━━━━━ Supplied data ━━━━━

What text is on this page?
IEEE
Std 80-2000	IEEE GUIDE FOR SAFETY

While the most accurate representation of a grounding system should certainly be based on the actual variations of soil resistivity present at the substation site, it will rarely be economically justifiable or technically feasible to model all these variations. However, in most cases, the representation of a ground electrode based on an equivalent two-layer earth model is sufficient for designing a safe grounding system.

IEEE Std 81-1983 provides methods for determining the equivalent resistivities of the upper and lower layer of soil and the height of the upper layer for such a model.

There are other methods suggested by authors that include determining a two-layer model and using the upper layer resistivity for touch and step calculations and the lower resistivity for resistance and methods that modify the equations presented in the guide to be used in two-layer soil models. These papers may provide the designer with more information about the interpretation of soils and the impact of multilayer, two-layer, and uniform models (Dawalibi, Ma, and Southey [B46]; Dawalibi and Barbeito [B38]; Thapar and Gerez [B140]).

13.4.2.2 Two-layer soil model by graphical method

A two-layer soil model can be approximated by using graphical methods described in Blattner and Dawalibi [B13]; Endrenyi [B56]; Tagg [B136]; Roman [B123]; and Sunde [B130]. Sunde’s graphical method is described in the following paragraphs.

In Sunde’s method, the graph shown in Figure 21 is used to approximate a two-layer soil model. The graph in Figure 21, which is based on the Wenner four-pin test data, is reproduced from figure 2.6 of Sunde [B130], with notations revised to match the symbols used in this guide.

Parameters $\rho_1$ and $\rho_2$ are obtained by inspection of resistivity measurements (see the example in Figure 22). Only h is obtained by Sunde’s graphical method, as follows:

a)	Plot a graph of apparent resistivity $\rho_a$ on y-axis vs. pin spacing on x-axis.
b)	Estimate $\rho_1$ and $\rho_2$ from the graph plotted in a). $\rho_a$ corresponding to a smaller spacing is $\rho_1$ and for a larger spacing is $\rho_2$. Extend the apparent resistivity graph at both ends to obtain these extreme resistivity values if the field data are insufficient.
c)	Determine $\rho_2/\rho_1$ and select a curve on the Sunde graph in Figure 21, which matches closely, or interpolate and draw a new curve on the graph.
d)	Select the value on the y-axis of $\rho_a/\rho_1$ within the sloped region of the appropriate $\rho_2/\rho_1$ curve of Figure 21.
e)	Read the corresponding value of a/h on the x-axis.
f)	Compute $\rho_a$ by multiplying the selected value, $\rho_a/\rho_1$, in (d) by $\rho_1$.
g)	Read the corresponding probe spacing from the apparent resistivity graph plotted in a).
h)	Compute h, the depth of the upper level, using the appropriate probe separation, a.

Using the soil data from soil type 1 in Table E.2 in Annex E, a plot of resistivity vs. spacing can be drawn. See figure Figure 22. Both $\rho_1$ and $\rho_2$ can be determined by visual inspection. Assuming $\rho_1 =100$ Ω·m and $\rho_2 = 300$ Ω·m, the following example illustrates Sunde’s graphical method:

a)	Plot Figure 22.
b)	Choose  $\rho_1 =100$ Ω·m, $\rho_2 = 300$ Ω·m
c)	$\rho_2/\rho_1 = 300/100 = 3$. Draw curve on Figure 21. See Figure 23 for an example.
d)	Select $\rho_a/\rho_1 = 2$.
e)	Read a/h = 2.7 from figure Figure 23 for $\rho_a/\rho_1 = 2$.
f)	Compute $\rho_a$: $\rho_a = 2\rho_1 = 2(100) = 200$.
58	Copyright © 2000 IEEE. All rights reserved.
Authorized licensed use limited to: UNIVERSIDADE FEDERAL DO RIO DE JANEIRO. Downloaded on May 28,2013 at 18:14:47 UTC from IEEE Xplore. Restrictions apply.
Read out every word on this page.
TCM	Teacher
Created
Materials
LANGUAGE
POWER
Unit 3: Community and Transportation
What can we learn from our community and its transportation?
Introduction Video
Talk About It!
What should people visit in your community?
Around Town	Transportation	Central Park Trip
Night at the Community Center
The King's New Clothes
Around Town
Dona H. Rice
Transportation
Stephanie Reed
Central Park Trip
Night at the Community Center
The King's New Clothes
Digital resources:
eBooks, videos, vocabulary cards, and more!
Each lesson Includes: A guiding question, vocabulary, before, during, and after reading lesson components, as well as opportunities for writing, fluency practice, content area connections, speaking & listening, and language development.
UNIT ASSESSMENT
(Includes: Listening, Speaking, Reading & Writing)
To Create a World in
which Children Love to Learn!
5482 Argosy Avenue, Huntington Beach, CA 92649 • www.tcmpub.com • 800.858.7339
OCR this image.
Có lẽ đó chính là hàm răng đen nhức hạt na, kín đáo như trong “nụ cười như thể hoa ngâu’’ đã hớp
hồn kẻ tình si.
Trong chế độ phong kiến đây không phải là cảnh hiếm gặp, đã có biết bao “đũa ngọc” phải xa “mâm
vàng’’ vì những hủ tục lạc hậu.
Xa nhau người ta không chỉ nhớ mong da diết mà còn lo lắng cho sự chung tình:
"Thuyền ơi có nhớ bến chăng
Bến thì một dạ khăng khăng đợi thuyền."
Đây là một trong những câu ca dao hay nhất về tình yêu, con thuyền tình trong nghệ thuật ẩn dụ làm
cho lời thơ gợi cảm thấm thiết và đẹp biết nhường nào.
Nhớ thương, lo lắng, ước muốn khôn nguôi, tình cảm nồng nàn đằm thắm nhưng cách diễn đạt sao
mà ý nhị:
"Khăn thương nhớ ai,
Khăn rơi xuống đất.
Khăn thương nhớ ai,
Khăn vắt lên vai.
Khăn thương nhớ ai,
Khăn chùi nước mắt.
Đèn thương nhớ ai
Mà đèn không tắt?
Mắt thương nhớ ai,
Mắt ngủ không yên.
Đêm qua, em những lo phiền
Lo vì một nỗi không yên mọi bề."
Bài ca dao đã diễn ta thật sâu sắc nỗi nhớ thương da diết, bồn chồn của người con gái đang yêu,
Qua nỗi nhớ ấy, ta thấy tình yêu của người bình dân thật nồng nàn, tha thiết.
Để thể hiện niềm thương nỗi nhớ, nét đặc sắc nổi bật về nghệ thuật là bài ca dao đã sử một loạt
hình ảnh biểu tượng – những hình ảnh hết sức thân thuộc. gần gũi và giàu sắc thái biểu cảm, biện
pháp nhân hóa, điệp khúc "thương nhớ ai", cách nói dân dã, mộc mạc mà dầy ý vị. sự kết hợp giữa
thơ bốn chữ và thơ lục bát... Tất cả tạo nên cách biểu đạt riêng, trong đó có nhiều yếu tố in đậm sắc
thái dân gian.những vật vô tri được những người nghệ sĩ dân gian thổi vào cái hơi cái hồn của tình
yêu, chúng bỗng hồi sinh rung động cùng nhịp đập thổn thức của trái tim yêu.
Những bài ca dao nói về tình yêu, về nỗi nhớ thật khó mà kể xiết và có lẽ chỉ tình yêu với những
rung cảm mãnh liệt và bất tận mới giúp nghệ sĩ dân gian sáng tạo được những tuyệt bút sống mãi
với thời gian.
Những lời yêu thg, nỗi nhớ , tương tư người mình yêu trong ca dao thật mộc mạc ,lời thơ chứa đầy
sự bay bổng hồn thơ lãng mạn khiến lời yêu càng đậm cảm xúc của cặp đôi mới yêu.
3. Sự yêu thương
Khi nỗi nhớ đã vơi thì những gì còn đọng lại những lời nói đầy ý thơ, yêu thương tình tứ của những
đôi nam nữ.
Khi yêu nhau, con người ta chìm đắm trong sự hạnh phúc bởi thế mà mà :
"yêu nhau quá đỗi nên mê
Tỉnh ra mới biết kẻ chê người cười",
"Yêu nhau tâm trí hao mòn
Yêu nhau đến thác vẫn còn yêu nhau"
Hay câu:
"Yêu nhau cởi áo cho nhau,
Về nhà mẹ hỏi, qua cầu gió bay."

━━━━━

**Instructions for the task**
Look for "Compute" and pull out every line that has it.

**Response below**
f)	Compute $\rho_a$ by multiplying the selected value, $\rho_a/\rho_1$, in (d) by $\rho_1$.
h)	Compute h, the depth of the upper level, using the appropriate probe separation, a.
f)	Compute $\rho_a$: $\rho_a = 2\rho_1 = 2(100) = 200$.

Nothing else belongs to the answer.